[GIVEN REQUEST] Tally each line where the word "Date" occurs, then give only the total.

[RECORDS SUPPLIED]
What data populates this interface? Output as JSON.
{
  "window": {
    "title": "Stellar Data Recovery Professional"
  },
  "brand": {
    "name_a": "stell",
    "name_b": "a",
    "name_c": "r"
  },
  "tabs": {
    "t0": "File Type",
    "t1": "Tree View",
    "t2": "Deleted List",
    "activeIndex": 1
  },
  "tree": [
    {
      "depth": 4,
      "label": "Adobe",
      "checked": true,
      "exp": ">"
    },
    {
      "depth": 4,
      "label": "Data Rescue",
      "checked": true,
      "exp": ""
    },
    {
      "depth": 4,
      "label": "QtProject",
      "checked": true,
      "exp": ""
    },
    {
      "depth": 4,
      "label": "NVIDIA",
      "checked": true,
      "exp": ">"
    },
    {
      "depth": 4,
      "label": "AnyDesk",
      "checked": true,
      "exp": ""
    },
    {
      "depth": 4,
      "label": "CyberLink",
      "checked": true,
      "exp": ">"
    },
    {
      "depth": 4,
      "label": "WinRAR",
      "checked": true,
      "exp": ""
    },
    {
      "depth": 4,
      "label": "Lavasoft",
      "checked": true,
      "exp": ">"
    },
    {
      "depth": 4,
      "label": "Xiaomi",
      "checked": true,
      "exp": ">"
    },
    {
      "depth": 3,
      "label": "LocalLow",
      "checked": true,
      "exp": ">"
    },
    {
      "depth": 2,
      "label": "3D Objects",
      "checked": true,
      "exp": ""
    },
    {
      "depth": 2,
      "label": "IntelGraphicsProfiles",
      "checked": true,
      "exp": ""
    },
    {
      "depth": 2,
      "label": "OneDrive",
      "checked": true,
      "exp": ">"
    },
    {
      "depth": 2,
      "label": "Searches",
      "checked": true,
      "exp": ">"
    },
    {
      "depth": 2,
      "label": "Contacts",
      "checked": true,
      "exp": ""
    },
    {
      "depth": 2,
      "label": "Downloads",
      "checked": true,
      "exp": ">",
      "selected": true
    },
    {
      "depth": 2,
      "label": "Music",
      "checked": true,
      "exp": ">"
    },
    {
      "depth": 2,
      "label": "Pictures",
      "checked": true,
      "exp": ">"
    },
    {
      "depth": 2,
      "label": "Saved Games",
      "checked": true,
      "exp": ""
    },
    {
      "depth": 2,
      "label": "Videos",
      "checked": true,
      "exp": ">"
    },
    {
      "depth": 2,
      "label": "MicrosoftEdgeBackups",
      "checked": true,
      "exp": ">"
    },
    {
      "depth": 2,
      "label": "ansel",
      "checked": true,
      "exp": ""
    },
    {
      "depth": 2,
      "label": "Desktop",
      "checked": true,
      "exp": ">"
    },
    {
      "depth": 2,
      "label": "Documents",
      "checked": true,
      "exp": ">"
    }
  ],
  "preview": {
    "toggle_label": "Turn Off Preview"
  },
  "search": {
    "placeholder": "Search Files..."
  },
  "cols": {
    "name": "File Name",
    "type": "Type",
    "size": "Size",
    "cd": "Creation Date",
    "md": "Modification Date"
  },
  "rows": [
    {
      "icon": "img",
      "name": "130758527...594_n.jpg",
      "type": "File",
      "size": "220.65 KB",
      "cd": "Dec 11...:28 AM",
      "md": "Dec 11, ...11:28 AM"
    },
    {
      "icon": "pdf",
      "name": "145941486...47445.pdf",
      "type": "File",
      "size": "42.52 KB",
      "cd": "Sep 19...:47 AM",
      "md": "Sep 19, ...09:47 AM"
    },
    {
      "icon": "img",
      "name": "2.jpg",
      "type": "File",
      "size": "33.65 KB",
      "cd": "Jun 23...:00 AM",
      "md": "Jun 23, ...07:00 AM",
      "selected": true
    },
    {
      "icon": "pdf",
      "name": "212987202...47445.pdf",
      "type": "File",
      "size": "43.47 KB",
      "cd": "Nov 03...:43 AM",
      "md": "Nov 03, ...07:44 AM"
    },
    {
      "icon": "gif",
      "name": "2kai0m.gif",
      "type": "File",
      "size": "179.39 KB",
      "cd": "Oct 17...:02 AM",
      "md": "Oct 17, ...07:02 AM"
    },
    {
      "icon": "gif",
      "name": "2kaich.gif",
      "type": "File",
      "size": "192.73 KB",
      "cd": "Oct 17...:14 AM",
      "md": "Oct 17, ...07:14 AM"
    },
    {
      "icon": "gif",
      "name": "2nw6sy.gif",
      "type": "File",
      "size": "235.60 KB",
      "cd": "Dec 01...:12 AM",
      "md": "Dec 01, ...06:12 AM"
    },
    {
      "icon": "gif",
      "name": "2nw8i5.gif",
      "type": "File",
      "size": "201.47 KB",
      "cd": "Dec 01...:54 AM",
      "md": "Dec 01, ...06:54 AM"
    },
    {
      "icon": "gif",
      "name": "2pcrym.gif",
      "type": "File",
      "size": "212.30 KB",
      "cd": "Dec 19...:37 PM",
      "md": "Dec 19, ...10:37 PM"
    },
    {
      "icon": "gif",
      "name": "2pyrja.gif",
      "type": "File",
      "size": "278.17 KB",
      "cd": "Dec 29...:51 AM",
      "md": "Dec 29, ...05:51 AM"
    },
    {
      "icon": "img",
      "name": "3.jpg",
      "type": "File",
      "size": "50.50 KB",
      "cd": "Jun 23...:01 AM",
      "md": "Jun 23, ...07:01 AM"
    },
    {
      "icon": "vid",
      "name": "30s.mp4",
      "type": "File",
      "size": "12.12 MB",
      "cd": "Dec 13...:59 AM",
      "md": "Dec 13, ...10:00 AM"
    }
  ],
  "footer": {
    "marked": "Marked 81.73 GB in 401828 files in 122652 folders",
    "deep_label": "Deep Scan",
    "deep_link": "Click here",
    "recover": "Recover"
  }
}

[EXERCISE OUTPUT] 2